Copy out the data exactly, leaving the pictures behind.

[Start LISTED ENTRIES]

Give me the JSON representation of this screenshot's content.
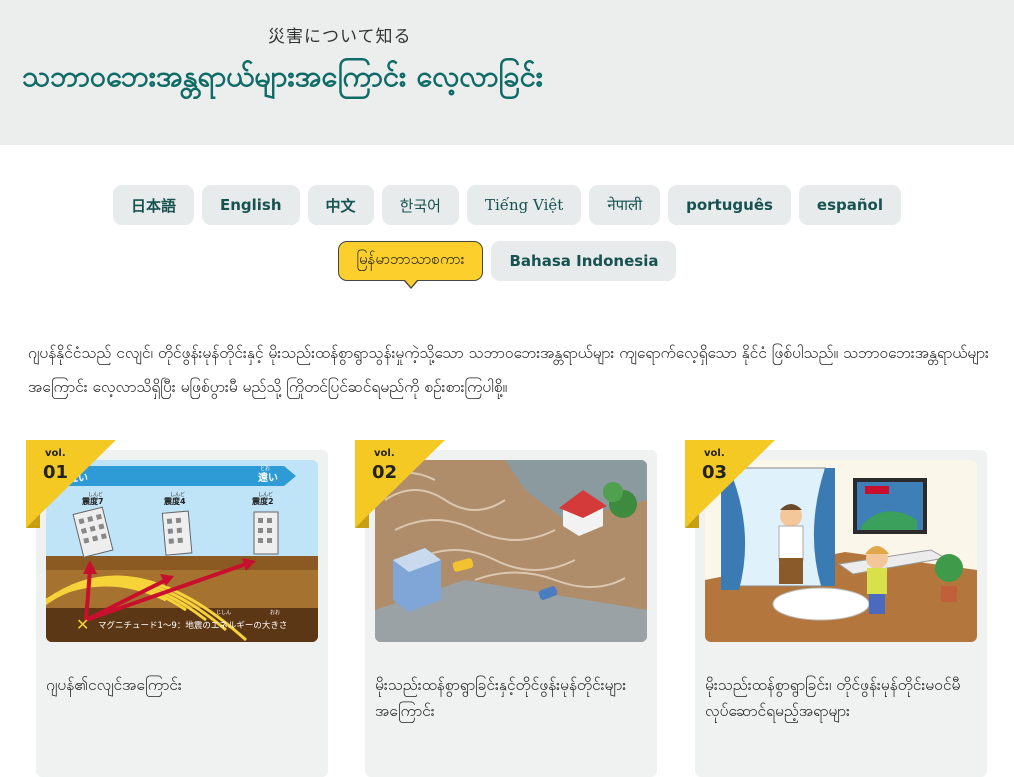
{
  "header": {
    "kicker": "災害について知る",
    "title": "သဘာဝဘေးအန္တရာယ်များအကြောင်း လေ့လာခြင်း"
  },
  "languages": {
    "row1": [
      "日本語",
      "English",
      "中文",
      "한국어",
      "Tiếng Việt",
      "नेपाली",
      "português",
      "español"
    ],
    "row2": [
      "မြန်မာဘာသာစကား",
      "Bahasa Indonesia"
    ],
    "active": "မြန်မာဘာသာစကား"
  },
  "intro": "ဂျပန်နိုင်ငံသည် ငလျင်၊ တိုင်ဖွန်းမုန်တိုင်းနှင့် မိုးသည်းထန်စွာရွာသွန်းမှုကဲ့သို့သော သဘာဝဘေးအန္တရာယ်များ ကျရောက်လေ့ရှိသော နိုင်ငံ ဖြစ်ပါသည်။ သဘာဝဘေးအန္တရာယ်များအကြောင်း လေ့လာသိရှိပြီး မဖြစ်ပွားမီ မည်သို့ ကြိုတင်ပြင်ဆင်ရမည်ကို စဉ်းစားကြပါစို့။",
  "cards": [
    {
      "vol": "vol.",
      "num": "01",
      "caption": "ဂျပန်၏ငလျင်အကြောင်း",
      "image_text": {
        "near": "近い",
        "near_ruby": "ちか",
        "far": "遠い",
        "far_ruby": "とお",
        "s7": "震度7",
        "s4": "震度4",
        "s2": "震度2",
        "shindo_ruby": "しんど",
        "magnitude": "マグニチュード1〜9：地震のエネルギーの大きさ",
        "jishin_ruby": "じしん",
        "oo_ruby": "おお"
      }
    },
    {
      "vol": "vol.",
      "num": "02",
      "caption": "မိုးသည်းထန်စွာရွာခြင်းနှင့်တိုင်ဖွန်းမုန်တိုင်းများအကြောင်း"
    },
    {
      "vol": "vol.",
      "num": "03",
      "caption": "မိုးသည်းထန်စွာရွာခြင်း၊ တိုင်ဖွန်းမုန်တိုင်းမဝင်မီ လုပ်ဆောင်ရမည့်အရာများ"
    }
  ],
  "colors": {
    "header_bg": "#eceeee",
    "title": "#0e6b66",
    "lang_bg": "#e8ebeb",
    "lang_text": "#16524f",
    "active_lang": "#fccf2d",
    "badge": "#f5c923",
    "card_bg": "#f0f1f1"
  }
}
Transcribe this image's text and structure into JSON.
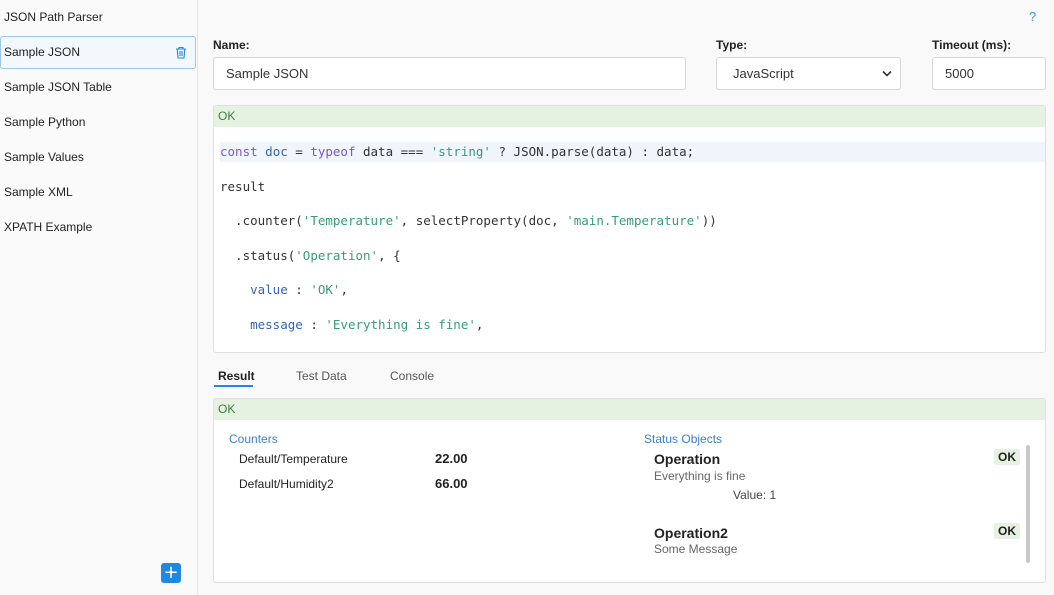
{
  "sidebar": {
    "items": [
      {
        "label": "JSON Path Parser"
      },
      {
        "label": "Sample JSON"
      },
      {
        "label": "Sample JSON Table"
      },
      {
        "label": "Sample Python"
      },
      {
        "label": "Sample Values"
      },
      {
        "label": "Sample XML"
      },
      {
        "label": "XPATH Example"
      }
    ],
    "add_label": "+"
  },
  "help_label": "?",
  "form": {
    "name_label": "Name:",
    "name_value": "Sample JSON",
    "type_label": "Type:",
    "type_value": "JavaScript",
    "timeout_label": "Timeout (ms):",
    "timeout_value": "5000"
  },
  "editor": {
    "status": "OK"
  },
  "tabs": [
    "Result",
    "Test Data",
    "Console"
  ],
  "result": {
    "status": "OK",
    "counters_title": "Counters",
    "counters": [
      {
        "name": "Default/Temperature",
        "value": "22.00"
      },
      {
        "name": "Default/Humidity2",
        "value": "66.00"
      }
    ],
    "status_title": "Status Objects",
    "statuses": [
      {
        "name": "Operation",
        "message": "Everything is fine",
        "badge": "OK",
        "data_key": "Value",
        "data_sep": ":",
        "data_value": "1"
      },
      {
        "name": "Operation2",
        "message": "Some Message",
        "badge": "OK"
      }
    ]
  },
  "colors": {
    "accent": "#1e88e5",
    "ok_bg": "#e6f2e1",
    "link": "#3d7fc9"
  }
}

[End LISTED ENTRIES]

**SOLUTION TO THE PROBLEM:**
Give me the JSON representation of this screenshot's content.
{
  "header": {
    "kicker": "災害について知る",
    "title": "သဘာဝဘေးအန္တရာယ်များအကြောင်း လေ့လာခြင်း"
  },
  "languages": {
    "row1": [
      "日本語",
      "English",
      "中文",
      "한국어",
      "Tiếng Việt",
      "नेपाली",
      "português",
      "español"
    ],
    "row2": [
      "မြန်မာဘာသာစကား",
      "Bahasa Indonesia"
    ],
    "active": "မြန်မာဘာသာစကား"
  },
  "intro": "ဂျပန်နိုင်ငံသည် ငလျင်၊ တိုင်ဖွန်းမုန်တိုင်းနှင့် မိုးသည်းထန်စွာရွာသွန်းမှုကဲ့သို့သော သဘာဝဘေးအန္တရာယ်များ ကျရောက်လေ့ရှိသော နိုင်ငံ ဖြစ်ပါသည်။ သဘာဝဘေးအန္တရာယ်များအကြောင်း လေ့လာသိရှိပြီး မဖြစ်ပွားမီ မည်သို့ ကြိုတင်ပြင်ဆင်ရမည်ကို စဉ်းစားကြပါစို့။",
  "cards": [
    {
      "vol": "vol.",
      "num": "01",
      "caption": "ဂျပန်၏ငလျင်အကြောင်း",
      "image_text": {
        "near": "近い",
        "near_ruby": "ちか",
        "far": "遠い",
        "far_ruby": "とお",
        "s7": "震度7",
        "s4": "震度4",
        "s2": "震度2",
        "shindo_ruby": "しんど",
        "magnitude": "マグニチュード1〜9：地震のエネルギーの大きさ",
        "jishin_ruby": "じしん",
        "oo_ruby": "おお"
      }
    },
    {
      "vol": "vol.",
      "num": "02",
      "caption": "မိုးသည်းထန်စွာရွာခြင်းနှင့်တိုင်ဖွန်းမုန်တိုင်းများအကြောင်း"
    },
    {
      "vol": "vol.",
      "num": "03",
      "caption": "မိုးသည်းထန်စွာရွာခြင်း၊ တိုင်ဖွန်းမုန်တိုင်းမဝင်မီ လုပ်ဆောင်ရမည့်အရာများ"
    }
  ],
  "colors": {
    "header_bg": "#eceeee",
    "title": "#0e6b66",
    "lang_bg": "#e8ebeb",
    "lang_text": "#16524f",
    "active_lang": "#fccf2d",
    "badge": "#f5c923",
    "card_bg": "#f0f1f1"
  }
}
Transcribe this image's text and structure into JSON.
{
  "sidebar": {
    "items": [
      {
        "label": "JSON Path Parser"
      },
      {
        "label": "Sample JSON"
      },
      {
        "label": "Sample JSON Table"
      },
      {
        "label": "Sample Python"
      },
      {
        "label": "Sample Values"
      },
      {
        "label": "Sample XML"
      },
      {
        "label": "XPATH Example"
      }
    ],
    "add_label": "+"
  },
  "help_label": "?",
  "form": {
    "name_label": "Name:",
    "name_value": "Sample JSON",
    "type_label": "Type:",
    "type_value": "JavaScript",
    "timeout_label": "Timeout (ms):",
    "timeout_value": "5000"
  },
  "editor": {
    "status": "OK"
  },
  "tabs": [
    "Result",
    "Test Data",
    "Console"
  ],
  "result": {
    "status": "OK",
    "counters_title": "Counters",
    "counters": [
      {
        "name": "Default/Temperature",
        "value": "22.00"
      },
      {
        "name": "Default/Humidity2",
        "value": "66.00"
      }
    ],
    "status_title": "Status Objects",
    "statuses": [
      {
        "name": "Operation",
        "message": "Everything is fine",
        "badge": "OK",
        "data_key": "Value",
        "data_sep": ":",
        "data_value": "1"
      },
      {
        "name": "Operation2",
        "message": "Some Message",
        "badge": "OK"
      }
    ]
  },
  "colors": {
    "accent": "#1e88e5",
    "ok_bg": "#e6f2e1",
    "link": "#3d7fc9"
  }
}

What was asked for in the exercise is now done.